__SHORT PROBLEM__. Pick out the lines below that include the string "also".

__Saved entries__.

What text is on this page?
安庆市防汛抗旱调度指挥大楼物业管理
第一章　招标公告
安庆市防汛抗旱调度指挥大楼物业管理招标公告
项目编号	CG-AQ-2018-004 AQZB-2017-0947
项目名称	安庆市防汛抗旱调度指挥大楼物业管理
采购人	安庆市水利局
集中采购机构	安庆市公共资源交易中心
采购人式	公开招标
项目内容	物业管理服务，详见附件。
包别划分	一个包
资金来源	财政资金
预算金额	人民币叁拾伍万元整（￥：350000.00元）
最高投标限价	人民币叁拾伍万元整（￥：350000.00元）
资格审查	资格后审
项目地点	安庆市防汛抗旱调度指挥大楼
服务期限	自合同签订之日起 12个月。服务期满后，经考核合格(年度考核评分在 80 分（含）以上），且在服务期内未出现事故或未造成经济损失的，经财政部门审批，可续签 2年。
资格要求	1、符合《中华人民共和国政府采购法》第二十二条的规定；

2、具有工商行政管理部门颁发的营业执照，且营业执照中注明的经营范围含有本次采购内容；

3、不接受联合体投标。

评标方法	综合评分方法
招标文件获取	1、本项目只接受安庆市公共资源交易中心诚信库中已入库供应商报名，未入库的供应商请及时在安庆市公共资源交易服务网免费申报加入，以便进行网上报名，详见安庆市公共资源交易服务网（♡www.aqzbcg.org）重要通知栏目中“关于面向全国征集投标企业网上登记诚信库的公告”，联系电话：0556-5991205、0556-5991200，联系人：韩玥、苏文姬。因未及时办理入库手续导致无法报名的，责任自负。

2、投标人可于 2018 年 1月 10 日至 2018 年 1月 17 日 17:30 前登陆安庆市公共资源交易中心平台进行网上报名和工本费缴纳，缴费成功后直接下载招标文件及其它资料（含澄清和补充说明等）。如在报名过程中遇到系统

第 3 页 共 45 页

---

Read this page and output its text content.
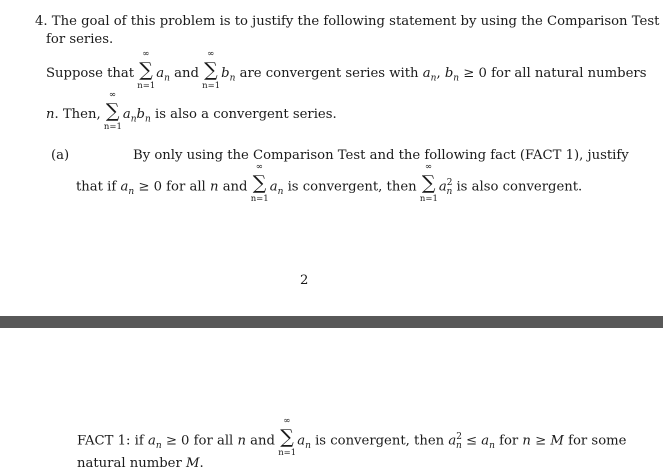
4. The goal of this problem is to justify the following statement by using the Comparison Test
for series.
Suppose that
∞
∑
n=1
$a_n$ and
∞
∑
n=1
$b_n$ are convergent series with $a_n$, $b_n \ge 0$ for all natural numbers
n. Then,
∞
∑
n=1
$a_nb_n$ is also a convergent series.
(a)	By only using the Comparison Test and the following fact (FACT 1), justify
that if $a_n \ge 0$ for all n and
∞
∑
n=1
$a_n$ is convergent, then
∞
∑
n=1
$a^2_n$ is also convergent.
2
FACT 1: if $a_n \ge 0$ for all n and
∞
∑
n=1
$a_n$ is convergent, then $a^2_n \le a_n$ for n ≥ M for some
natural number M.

__REPLY TO THE EXERCISE__.
$a_nb_n$ is also a convergent series.
$a^2_n$ is also convergent.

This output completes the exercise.